▶ _Problem statement_:
Repeat what the lines below say, word for word, and skip every image.

======

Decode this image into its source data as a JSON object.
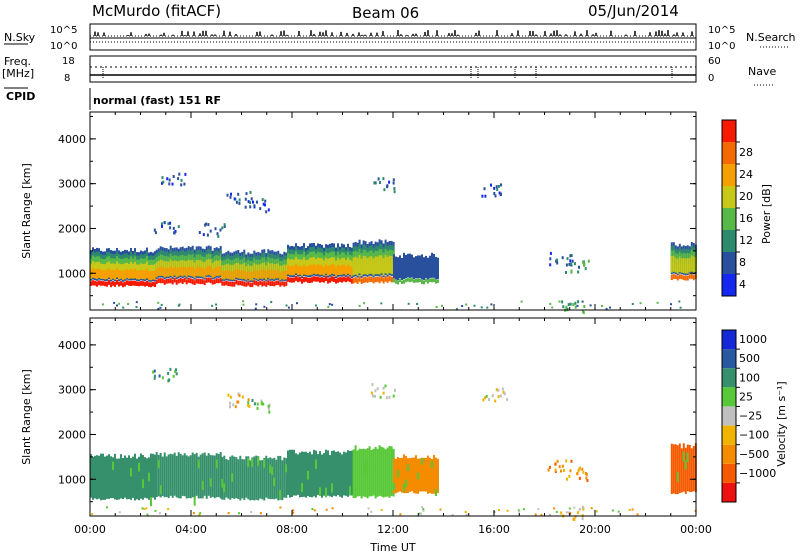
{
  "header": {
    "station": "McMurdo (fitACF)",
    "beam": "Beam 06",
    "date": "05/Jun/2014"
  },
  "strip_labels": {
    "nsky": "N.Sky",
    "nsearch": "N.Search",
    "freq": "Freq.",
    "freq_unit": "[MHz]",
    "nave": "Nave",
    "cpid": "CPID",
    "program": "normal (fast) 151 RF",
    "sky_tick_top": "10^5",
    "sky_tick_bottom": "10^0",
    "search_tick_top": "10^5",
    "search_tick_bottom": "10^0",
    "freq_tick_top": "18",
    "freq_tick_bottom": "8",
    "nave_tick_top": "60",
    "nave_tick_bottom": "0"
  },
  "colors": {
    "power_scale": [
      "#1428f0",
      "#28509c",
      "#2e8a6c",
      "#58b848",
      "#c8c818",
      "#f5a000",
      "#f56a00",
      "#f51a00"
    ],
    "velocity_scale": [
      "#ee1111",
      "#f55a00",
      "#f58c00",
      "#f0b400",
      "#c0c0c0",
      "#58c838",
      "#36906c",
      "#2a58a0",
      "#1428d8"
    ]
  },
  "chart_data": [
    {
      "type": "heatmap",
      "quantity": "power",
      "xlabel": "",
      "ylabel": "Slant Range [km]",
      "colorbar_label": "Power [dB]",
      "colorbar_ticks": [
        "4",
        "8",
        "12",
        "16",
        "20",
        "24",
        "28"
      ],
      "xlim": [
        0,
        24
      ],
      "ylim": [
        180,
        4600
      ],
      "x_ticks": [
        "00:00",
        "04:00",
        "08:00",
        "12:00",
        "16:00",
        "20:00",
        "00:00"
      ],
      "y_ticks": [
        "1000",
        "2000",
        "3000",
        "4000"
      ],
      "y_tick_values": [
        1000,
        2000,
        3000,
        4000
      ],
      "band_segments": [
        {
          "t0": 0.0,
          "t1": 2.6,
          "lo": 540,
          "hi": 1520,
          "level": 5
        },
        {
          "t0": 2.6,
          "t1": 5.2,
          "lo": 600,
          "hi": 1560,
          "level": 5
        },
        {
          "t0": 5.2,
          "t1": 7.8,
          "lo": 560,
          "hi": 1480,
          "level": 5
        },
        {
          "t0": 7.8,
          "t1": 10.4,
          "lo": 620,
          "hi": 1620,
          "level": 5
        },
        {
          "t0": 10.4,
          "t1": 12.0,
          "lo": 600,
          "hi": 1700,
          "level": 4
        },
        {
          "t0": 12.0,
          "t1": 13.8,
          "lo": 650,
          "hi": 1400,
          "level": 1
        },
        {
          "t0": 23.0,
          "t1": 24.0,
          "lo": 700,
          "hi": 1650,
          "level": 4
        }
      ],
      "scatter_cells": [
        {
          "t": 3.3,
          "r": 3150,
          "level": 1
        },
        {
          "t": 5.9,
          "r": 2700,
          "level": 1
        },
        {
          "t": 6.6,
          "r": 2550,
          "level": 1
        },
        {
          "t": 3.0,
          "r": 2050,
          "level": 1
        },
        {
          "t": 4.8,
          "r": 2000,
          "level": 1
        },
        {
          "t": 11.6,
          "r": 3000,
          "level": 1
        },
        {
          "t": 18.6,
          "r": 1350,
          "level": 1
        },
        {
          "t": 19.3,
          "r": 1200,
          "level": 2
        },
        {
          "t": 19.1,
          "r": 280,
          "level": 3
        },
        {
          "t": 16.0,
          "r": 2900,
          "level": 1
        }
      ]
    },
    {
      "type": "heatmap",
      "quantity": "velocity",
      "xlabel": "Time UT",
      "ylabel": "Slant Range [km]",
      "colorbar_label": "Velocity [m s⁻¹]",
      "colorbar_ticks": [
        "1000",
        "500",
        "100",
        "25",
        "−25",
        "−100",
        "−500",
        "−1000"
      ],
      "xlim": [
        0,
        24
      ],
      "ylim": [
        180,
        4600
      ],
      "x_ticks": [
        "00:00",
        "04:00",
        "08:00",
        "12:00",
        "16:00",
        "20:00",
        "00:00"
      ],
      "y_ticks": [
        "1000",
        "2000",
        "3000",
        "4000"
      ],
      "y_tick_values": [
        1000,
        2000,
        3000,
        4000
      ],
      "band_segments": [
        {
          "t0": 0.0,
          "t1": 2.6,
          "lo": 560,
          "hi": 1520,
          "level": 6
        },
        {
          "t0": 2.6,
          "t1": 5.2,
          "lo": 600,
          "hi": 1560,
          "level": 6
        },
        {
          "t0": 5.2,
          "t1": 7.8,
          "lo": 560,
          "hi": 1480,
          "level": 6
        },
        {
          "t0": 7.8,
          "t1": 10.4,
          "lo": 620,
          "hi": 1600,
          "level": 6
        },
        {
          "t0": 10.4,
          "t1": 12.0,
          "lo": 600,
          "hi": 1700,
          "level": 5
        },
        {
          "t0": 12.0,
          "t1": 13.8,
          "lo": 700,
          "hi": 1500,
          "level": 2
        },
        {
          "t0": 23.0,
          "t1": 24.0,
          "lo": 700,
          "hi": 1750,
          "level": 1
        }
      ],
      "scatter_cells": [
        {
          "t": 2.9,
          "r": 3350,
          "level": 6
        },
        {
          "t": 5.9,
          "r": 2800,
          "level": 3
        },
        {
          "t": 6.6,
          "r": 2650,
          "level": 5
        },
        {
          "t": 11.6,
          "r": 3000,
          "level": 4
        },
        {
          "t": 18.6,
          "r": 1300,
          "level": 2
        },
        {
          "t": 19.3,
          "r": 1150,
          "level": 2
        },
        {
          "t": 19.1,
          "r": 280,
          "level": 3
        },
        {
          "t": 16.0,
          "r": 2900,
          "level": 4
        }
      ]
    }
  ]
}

======

▶ _Solution_:
Decode this image into its source data as a JSON object.
{
  "header": {
    "station": "McMurdo (fitACF)",
    "beam": "Beam 06",
    "date": "05/Jun/2014"
  },
  "strip_labels": {
    "nsky": "N.Sky",
    "nsearch": "N.Search",
    "freq": "Freq.",
    "freq_unit": "[MHz]",
    "nave": "Nave",
    "cpid": "CPID",
    "program": "normal (fast) 151 RF",
    "sky_tick_top": "10^5",
    "sky_tick_bottom": "10^0",
    "search_tick_top": "10^5",
    "search_tick_bottom": "10^0",
    "freq_tick_top": "18",
    "freq_tick_bottom": "8",
    "nave_tick_top": "60",
    "nave_tick_bottom": "0"
  },
  "colors": {
    "power_scale": [
      "#1428f0",
      "#28509c",
      "#2e8a6c",
      "#58b848",
      "#c8c818",
      "#f5a000",
      "#f56a00",
      "#f51a00"
    ],
    "velocity_scale": [
      "#ee1111",
      "#f55a00",
      "#f58c00",
      "#f0b400",
      "#c0c0c0",
      "#58c838",
      "#36906c",
      "#2a58a0",
      "#1428d8"
    ]
  },
  "chart_data": [
    {
      "type": "heatmap",
      "quantity": "power",
      "xlabel": "",
      "ylabel": "Slant Range [km]",
      "colorbar_label": "Power [dB]",
      "colorbar_ticks": [
        "4",
        "8",
        "12",
        "16",
        "20",
        "24",
        "28"
      ],
      "xlim": [
        0,
        24
      ],
      "ylim": [
        180,
        4600
      ],
      "x_ticks": [
        "00:00",
        "04:00",
        "08:00",
        "12:00",
        "16:00",
        "20:00",
        "00:00"
      ],
      "y_ticks": [
        "1000",
        "2000",
        "3000",
        "4000"
      ],
      "y_tick_values": [
        1000,
        2000,
        3000,
        4000
      ],
      "band_segments": [
        {
          "t0": 0.0,
          "t1": 2.6,
          "lo": 540,
          "hi": 1520,
          "level": 5
        },
        {
          "t0": 2.6,
          "t1": 5.2,
          "lo": 600,
          "hi": 1560,
          "level": 5
        },
        {
          "t0": 5.2,
          "t1": 7.8,
          "lo": 560,
          "hi": 1480,
          "level": 5
        },
        {
          "t0": 7.8,
          "t1": 10.4,
          "lo": 620,
          "hi": 1620,
          "level": 5
        },
        {
          "t0": 10.4,
          "t1": 12.0,
          "lo": 600,
          "hi": 1700,
          "level": 4
        },
        {
          "t0": 12.0,
          "t1": 13.8,
          "lo": 650,
          "hi": 1400,
          "level": 1
        },
        {
          "t0": 23.0,
          "t1": 24.0,
          "lo": 700,
          "hi": 1650,
          "level": 4
        }
      ],
      "scatter_cells": [
        {
          "t": 3.3,
          "r": 3150,
          "level": 1
        },
        {
          "t": 5.9,
          "r": 2700,
          "level": 1
        },
        {
          "t": 6.6,
          "r": 2550,
          "level": 1
        },
        {
          "t": 3.0,
          "r": 2050,
          "level": 1
        },
        {
          "t": 4.8,
          "r": 2000,
          "level": 1
        },
        {
          "t": 11.6,
          "r": 3000,
          "level": 1
        },
        {
          "t": 18.6,
          "r": 1350,
          "level": 1
        },
        {
          "t": 19.3,
          "r": 1200,
          "level": 2
        },
        {
          "t": 19.1,
          "r": 280,
          "level": 3
        },
        {
          "t": 16.0,
          "r": 2900,
          "level": 1
        }
      ]
    },
    {
      "type": "heatmap",
      "quantity": "velocity",
      "xlabel": "Time UT",
      "ylabel": "Slant Range [km]",
      "colorbar_label": "Velocity [m s⁻¹]",
      "colorbar_ticks": [
        "1000",
        "500",
        "100",
        "25",
        "−25",
        "−100",
        "−500",
        "−1000"
      ],
      "xlim": [
        0,
        24
      ],
      "ylim": [
        180,
        4600
      ],
      "x_ticks": [
        "00:00",
        "04:00",
        "08:00",
        "12:00",
        "16:00",
        "20:00",
        "00:00"
      ],
      "y_ticks": [
        "1000",
        "2000",
        "3000",
        "4000"
      ],
      "y_tick_values": [
        1000,
        2000,
        3000,
        4000
      ],
      "band_segments": [
        {
          "t0": 0.0,
          "t1": 2.6,
          "lo": 560,
          "hi": 1520,
          "level": 6
        },
        {
          "t0": 2.6,
          "t1": 5.2,
          "lo": 600,
          "hi": 1560,
          "level": 6
        },
        {
          "t0": 5.2,
          "t1": 7.8,
          "lo": 560,
          "hi": 1480,
          "level": 6
        },
        {
          "t0": 7.8,
          "t1": 10.4,
          "lo": 620,
          "hi": 1600,
          "level": 6
        },
        {
          "t0": 10.4,
          "t1": 12.0,
          "lo": 600,
          "hi": 1700,
          "level": 5
        },
        {
          "t0": 12.0,
          "t1": 13.8,
          "lo": 700,
          "hi": 1500,
          "level": 2
        },
        {
          "t0": 23.0,
          "t1": 24.0,
          "lo": 700,
          "hi": 1750,
          "level": 1
        }
      ],
      "scatter_cells": [
        {
          "t": 2.9,
          "r": 3350,
          "level": 6
        },
        {
          "t": 5.9,
          "r": 2800,
          "level": 3
        },
        {
          "t": 6.6,
          "r": 2650,
          "level": 5
        },
        {
          "t": 11.6,
          "r": 3000,
          "level": 4
        },
        {
          "t": 18.6,
          "r": 1300,
          "level": 2
        },
        {
          "t": 19.3,
          "r": 1150,
          "level": 2
        },
        {
          "t": 19.1,
          "r": 280,
          "level": 3
        },
        {
          "t": 16.0,
          "r": 2900,
          "level": 4
        }
      ]
    }
  ]
}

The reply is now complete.